Registros de uma coleta de dados
:::::

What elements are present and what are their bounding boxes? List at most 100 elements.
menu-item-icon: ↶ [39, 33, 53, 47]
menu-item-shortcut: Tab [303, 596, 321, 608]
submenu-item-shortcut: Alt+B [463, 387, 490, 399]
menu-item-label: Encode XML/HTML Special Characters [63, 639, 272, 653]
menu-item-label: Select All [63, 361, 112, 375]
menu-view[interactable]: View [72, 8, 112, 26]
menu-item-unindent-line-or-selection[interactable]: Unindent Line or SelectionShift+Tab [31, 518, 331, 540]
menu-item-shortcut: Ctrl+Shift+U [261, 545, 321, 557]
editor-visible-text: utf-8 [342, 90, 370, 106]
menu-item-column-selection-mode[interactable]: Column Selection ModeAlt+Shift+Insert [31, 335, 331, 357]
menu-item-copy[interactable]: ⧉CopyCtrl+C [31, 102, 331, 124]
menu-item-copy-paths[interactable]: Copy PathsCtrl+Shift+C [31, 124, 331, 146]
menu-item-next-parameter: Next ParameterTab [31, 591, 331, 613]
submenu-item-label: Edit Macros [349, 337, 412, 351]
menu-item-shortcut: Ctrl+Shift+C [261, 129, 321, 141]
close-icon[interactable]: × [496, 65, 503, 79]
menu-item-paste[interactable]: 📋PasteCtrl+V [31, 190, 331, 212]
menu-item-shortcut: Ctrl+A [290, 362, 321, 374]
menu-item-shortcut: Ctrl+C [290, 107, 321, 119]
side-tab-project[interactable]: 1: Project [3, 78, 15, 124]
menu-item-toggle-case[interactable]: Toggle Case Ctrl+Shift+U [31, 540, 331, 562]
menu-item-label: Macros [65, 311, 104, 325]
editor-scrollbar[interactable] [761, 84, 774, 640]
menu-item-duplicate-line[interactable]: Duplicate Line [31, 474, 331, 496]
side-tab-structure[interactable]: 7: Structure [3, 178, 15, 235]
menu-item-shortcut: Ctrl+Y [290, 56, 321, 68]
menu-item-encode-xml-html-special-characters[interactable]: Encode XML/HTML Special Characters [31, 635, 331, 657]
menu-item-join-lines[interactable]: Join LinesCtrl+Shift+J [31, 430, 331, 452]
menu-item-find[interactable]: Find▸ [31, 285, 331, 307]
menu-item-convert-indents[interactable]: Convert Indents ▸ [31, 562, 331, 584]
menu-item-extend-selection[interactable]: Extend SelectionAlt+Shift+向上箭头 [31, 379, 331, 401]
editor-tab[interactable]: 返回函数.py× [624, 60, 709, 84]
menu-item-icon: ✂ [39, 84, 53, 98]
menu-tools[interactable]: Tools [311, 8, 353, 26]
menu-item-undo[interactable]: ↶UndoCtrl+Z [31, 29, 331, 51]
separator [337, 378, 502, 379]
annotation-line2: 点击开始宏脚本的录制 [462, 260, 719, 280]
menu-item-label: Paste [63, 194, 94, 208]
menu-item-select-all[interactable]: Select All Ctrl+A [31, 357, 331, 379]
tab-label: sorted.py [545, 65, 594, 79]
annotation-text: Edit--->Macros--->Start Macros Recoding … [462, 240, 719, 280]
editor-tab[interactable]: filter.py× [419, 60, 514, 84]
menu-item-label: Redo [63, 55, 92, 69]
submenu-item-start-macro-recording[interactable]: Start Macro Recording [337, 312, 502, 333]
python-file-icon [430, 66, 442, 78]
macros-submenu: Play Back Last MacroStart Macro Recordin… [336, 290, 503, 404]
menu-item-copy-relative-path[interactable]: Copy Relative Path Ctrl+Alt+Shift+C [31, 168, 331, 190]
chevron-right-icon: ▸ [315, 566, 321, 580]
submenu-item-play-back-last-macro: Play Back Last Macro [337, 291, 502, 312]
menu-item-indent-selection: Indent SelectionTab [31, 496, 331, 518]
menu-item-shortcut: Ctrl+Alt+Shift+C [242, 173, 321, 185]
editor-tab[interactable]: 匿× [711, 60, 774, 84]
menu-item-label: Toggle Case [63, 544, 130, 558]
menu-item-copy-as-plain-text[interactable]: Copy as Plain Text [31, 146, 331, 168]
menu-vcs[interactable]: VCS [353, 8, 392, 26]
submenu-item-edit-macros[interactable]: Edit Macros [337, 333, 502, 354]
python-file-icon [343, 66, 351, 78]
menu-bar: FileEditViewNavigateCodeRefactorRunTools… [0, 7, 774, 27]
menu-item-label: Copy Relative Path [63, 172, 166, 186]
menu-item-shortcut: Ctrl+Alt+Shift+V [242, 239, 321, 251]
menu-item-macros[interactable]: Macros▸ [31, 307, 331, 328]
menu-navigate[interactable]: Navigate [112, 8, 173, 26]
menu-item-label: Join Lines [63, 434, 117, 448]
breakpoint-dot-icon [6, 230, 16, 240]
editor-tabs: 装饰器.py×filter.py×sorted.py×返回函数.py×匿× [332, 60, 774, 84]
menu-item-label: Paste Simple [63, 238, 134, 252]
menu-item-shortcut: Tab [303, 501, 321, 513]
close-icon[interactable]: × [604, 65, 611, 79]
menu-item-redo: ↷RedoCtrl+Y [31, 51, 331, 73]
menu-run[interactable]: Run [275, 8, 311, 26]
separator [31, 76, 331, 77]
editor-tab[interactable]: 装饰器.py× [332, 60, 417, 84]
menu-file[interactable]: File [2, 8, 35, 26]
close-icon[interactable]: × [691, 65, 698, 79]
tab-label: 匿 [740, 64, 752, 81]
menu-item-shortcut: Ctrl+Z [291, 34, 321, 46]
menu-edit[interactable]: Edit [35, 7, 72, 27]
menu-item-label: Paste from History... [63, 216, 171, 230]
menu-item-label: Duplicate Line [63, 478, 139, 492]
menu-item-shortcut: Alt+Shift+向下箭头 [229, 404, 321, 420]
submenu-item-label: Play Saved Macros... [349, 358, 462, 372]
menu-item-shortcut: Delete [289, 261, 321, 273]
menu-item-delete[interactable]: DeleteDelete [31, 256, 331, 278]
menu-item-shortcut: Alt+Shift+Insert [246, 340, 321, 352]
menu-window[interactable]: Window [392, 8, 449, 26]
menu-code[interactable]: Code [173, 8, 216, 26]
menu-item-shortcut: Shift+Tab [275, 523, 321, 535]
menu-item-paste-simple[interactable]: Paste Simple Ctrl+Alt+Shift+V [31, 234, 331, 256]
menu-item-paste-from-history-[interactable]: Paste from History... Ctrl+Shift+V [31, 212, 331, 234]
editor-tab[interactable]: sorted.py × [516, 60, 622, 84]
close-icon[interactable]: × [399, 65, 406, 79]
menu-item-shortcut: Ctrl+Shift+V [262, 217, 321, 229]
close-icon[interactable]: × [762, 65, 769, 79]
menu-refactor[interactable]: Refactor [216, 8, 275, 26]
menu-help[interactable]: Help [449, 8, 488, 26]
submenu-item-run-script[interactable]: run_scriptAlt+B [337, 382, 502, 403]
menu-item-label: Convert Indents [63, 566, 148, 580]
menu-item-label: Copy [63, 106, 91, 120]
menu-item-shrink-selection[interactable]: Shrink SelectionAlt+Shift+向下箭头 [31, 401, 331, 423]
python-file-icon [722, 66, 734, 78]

:::::

Tarefa escrita: Transforme em lista numerada o trecho do material que vai do início até a linha que contém "menu-tools[interactable]: Tools [311, 8, 353, 26]", incluindo as duas pontas. Deixe de fora as linhas em branco.

Resultado do exercício:
1. What elements are present and what are their bounding boxes? List at most 100 elements.
2. menu-item-icon: ↶ [39, 33, 53, 47]
3. menu-item-shortcut: Tab [303, 596, 321, 608]
4. submenu-item-shortcut: Alt+B [463, 387, 490, 399]
5. menu-item-label: Encode XML/HTML Special Characters [63, 639, 272, 653]
6. menu-item-label: Select All [63, 361, 112, 375]
7. menu-view[interactable]: View [72, 8, 112, 26]
8. menu-item-unindent-line-or-selection[interactable]: Unindent Line or SelectionShift+Tab [31, 518, 331, 540]
9. menu-item-shortcut: Ctrl+Shift+U [261, 545, 321, 557]
10. editor-visible-text: utf-8 [342, 90, 370, 106]
11. menu-item-column-selection-mode[interactable]: Column Selection ModeAlt+Shift+Insert [31, 335, 331, 357]
12. menu-item-copy[interactable]: ⧉CopyCtrl+C [31, 102, 331, 124]
13. menu-item-copy-paths[interactable]: Copy PathsCtrl+Shift+C [31, 124, 331, 146]
14. menu-item-next-parameter: Next ParameterTab [31, 591, 331, 613]
15. submenu-item-label: Edit Macros [349, 337, 412, 351]
16. menu-item-shortcut: Ctrl+Shift+C [261, 129, 321, 141]
17. close-icon[interactable]: × [496, 65, 503, 79]
18. menu-item-paste[interactable]: 📋PasteCtrl+V [31, 190, 331, 212]
19. menu-item-shortcut: Ctrl+A [290, 362, 321, 374]
20. menu-item-shortcut: Ctrl+C [290, 107, 321, 119]
21. side-tab-project[interactable]: 1: Project [3, 78, 15, 124]
22. menu-item-toggle-case[interactable]: Toggle Case Ctrl+Shift+U [31, 540, 331, 562]
23. menu-item-label: Macros [65, 311, 104, 325]
24. editor-scrollbar[interactable] [761, 84, 774, 640]
25. menu-item-duplicate-line[interactable]: Duplicate Line [31, 474, 331, 496]
26. side-tab-structure[interactable]: 7: Structure [3, 178, 15, 235]
27. menu-item-shortcut: Ctrl+Y [290, 56, 321, 68]
28. menu-item-encode-xml-html-special-characters[interactable]: Encode XML/HTML Special Characters [31, 635, 331, 657]
29. menu-item-join-lines[interactable]: Join LinesCtrl+Shift+J [31, 430, 331, 452]
30. menu-item-find[interactable]: Find▸ [31, 285, 331, 307]
31. menu-item-convert-indents[interactable]: Convert Indents ▸ [31, 562, 331, 584]
32. menu-item-extend-selection[interactable]: Extend SelectionAlt+Shift+向上箭头 [31, 379, 331, 401]
33. editor-tab[interactable]: 返回函数.py× [624, 60, 709, 84]
34. menu-item-icon: ✂ [39, 84, 53, 98]
35. menu-tools[interactable]: Tools [311, 8, 353, 26]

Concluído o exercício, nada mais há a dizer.